▶ [PROBLEM DETAILS]:
Copy out all the entries exactly.

*** GIVEN ENTRIES

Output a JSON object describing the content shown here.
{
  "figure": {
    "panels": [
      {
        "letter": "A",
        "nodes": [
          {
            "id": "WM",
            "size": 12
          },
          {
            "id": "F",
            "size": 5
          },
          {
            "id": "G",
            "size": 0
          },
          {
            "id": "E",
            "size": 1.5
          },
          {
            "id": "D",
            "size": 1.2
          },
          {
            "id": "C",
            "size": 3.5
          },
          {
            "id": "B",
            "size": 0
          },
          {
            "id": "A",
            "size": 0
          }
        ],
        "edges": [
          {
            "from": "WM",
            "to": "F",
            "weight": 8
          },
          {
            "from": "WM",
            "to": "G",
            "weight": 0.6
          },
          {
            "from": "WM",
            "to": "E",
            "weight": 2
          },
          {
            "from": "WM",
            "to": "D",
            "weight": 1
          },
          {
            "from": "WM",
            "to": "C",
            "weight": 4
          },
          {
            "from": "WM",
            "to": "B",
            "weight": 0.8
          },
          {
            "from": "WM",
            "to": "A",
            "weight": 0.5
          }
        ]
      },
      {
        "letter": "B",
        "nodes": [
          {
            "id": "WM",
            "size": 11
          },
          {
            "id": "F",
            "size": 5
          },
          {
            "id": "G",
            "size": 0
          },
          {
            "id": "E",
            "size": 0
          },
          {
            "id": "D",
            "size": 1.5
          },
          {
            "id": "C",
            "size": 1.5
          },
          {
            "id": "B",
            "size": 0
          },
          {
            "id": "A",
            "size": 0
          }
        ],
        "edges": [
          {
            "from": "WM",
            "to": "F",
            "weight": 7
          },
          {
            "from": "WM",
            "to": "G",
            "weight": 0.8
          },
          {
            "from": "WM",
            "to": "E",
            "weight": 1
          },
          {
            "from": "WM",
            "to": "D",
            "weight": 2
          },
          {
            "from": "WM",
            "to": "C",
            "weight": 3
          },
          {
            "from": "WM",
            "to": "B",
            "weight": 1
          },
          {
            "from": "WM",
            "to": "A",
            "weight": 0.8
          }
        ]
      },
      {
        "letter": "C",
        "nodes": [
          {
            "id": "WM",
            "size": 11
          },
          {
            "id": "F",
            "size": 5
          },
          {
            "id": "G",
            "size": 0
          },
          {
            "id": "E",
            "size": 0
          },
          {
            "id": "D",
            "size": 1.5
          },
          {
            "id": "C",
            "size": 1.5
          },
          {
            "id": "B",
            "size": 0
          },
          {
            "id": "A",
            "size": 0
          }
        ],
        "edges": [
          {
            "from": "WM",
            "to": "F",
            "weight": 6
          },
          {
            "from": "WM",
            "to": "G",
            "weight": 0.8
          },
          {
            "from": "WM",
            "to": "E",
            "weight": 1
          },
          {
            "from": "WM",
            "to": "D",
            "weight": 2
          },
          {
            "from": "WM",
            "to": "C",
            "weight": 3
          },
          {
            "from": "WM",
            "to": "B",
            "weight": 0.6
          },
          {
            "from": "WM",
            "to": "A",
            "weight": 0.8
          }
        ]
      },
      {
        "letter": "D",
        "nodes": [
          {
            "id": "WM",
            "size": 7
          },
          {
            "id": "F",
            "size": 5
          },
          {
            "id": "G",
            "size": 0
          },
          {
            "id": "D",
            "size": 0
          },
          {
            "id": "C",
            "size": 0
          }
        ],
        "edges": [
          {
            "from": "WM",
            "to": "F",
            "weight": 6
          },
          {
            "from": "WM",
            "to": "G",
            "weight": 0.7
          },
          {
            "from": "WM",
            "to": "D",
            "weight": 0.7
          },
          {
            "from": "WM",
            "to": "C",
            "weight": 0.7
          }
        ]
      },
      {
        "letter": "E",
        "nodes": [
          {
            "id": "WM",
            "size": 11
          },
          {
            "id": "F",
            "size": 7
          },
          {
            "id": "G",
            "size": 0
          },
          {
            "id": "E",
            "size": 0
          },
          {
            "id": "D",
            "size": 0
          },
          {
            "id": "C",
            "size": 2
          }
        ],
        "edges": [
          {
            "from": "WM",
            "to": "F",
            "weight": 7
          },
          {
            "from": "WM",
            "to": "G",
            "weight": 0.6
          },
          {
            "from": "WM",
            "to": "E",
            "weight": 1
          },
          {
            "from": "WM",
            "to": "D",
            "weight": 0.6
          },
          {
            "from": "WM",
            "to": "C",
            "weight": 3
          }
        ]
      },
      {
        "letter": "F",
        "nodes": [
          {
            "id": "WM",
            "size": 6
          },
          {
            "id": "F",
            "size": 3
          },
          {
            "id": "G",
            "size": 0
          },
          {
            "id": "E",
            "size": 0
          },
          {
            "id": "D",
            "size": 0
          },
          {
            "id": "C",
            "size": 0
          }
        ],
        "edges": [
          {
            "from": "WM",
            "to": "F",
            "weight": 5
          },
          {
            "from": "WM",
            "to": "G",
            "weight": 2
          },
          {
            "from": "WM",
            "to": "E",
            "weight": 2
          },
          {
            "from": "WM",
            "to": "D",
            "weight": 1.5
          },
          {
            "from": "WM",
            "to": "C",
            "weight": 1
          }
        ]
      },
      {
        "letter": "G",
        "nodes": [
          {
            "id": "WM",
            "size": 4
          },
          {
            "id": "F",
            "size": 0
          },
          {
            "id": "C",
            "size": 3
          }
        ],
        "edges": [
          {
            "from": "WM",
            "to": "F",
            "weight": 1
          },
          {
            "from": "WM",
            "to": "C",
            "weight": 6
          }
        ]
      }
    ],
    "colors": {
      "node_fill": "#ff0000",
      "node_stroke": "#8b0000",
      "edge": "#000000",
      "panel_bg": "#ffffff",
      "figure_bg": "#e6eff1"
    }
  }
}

******

▶ [PROBLEM SOLUTION]:
Output a JSON object describing the content shown here.
{
  "figure": {
    "panels": [
      {
        "letter": "A",
        "nodes": [
          {
            "id": "WM",
            "size": 12
          },
          {
            "id": "F",
            "size": 5
          },
          {
            "id": "G",
            "size": 0
          },
          {
            "id": "E",
            "size": 1.5
          },
          {
            "id": "D",
            "size": 1.2
          },
          {
            "id": "C",
            "size": 3.5
          },
          {
            "id": "B",
            "size": 0
          },
          {
            "id": "A",
            "size": 0
          }
        ],
        "edges": [
          {
            "from": "WM",
            "to": "F",
            "weight": 8
          },
          {
            "from": "WM",
            "to": "G",
            "weight": 0.6
          },
          {
            "from": "WM",
            "to": "E",
            "weight": 2
          },
          {
            "from": "WM",
            "to": "D",
            "weight": 1
          },
          {
            "from": "WM",
            "to": "C",
            "weight": 4
          },
          {
            "from": "WM",
            "to": "B",
            "weight": 0.8
          },
          {
            "from": "WM",
            "to": "A",
            "weight": 0.5
          }
        ]
      },
      {
        "letter": "B",
        "nodes": [
          {
            "id": "WM",
            "size": 11
          },
          {
            "id": "F",
            "size": 5
          },
          {
            "id": "G",
            "size": 0
          },
          {
            "id": "E",
            "size": 0
          },
          {
            "id": "D",
            "size": 1.5
          },
          {
            "id": "C",
            "size": 1.5
          },
          {
            "id": "B",
            "size": 0
          },
          {
            "id": "A",
            "size": 0
          }
        ],
        "edges": [
          {
            "from": "WM",
            "to": "F",
            "weight": 7
          },
          {
            "from": "WM",
            "to": "G",
            "weight": 0.8
          },
          {
            "from": "WM",
            "to": "E",
            "weight": 1
          },
          {
            "from": "WM",
            "to": "D",
            "weight": 2
          },
          {
            "from": "WM",
            "to": "C",
            "weight": 3
          },
          {
            "from": "WM",
            "to": "B",
            "weight": 1
          },
          {
            "from": "WM",
            "to": "A",
            "weight": 0.8
          }
        ]
      },
      {
        "letter": "C",
        "nodes": [
          {
            "id": "WM",
            "size": 11
          },
          {
            "id": "F",
            "size": 5
          },
          {
            "id": "G",
            "size": 0
          },
          {
            "id": "E",
            "size": 0
          },
          {
            "id": "D",
            "size": 1.5
          },
          {
            "id": "C",
            "size": 1.5
          },
          {
            "id": "B",
            "size": 0
          },
          {
            "id": "A",
            "size": 0
          }
        ],
        "edges": [
          {
            "from": "WM",
            "to": "F",
            "weight": 6
          },
          {
            "from": "WM",
            "to": "G",
            "weight": 0.8
          },
          {
            "from": "WM",
            "to": "E",
            "weight": 1
          },
          {
            "from": "WM",
            "to": "D",
            "weight": 2
          },
          {
            "from": "WM",
            "to": "C",
            "weight": 3
          },
          {
            "from": "WM",
            "to": "B",
            "weight": 0.6
          },
          {
            "from": "WM",
            "to": "A",
            "weight": 0.8
          }
        ]
      },
      {
        "letter": "D",
        "nodes": [
          {
            "id": "WM",
            "size": 7
          },
          {
            "id": "F",
            "size": 5
          },
          {
            "id": "G",
            "size": 0
          },
          {
            "id": "D",
            "size": 0
          },
          {
            "id": "C",
            "size": 0
          }
        ],
        "edges": [
          {
            "from": "WM",
            "to": "F",
            "weight": 6
          },
          {
            "from": "WM",
            "to": "G",
            "weight": 0.7
          },
          {
            "from": "WM",
            "to": "D",
            "weight": 0.7
          },
          {
            "from": "WM",
            "to": "C",
            "weight": 0.7
          }
        ]
      },
      {
        "letter": "E",
        "nodes": [
          {
            "id": "WM",
            "size": 11
          },
          {
            "id": "F",
            "size": 7
          },
          {
            "id": "G",
            "size": 0
          },
          {
            "id": "E",
            "size": 0
          },
          {
            "id": "D",
            "size": 0
          },
          {
            "id": "C",
            "size": 2
          }
        ],
        "edges": [
          {
            "from": "WM",
            "to": "F",
            "weight": 7
          },
          {
            "from": "WM",
            "to": "G",
            "weight": 0.6
          },
          {
            "from": "WM",
            "to": "E",
            "weight": 1
          },
          {
            "from": "WM",
            "to": "D",
            "weight": 0.6
          },
          {
            "from": "WM",
            "to": "C",
            "weight": 3
          }
        ]
      },
      {
        "letter": "F",
        "nodes": [
          {
            "id": "WM",
            "size": 6
          },
          {
            "id": "F",
            "size": 3
          },
          {
            "id": "G",
            "size": 0
          },
          {
            "id": "E",
            "size": 0
          },
          {
            "id": "D",
            "size": 0
          },
          {
            "id": "C",
            "size": 0
          }
        ],
        "edges": [
          {
            "from": "WM",
            "to": "F",
            "weight": 5
          },
          {
            "from": "WM",
            "to": "G",
            "weight": 2
          },
          {
            "from": "WM",
            "to": "E",
            "weight": 2
          },
          {
            "from": "WM",
            "to": "D",
            "weight": 1.5
          },
          {
            "from": "WM",
            "to": "C",
            "weight": 1
          }
        ]
      },
      {
        "letter": "G",
        "nodes": [
          {
            "id": "WM",
            "size": 4
          },
          {
            "id": "F",
            "size": 0
          },
          {
            "id": "C",
            "size": 3
          }
        ],
        "edges": [
          {
            "from": "WM",
            "to": "F",
            "weight": 1
          },
          {
            "from": "WM",
            "to": "C",
            "weight": 6
          }
        ]
      }
    ],
    "colors": {
      "node_fill": "#ff0000",
      "node_stroke": "#8b0000",
      "edge": "#000000",
      "panel_bg": "#ffffff",
      "figure_bg": "#e6eff1"
    }
  }
}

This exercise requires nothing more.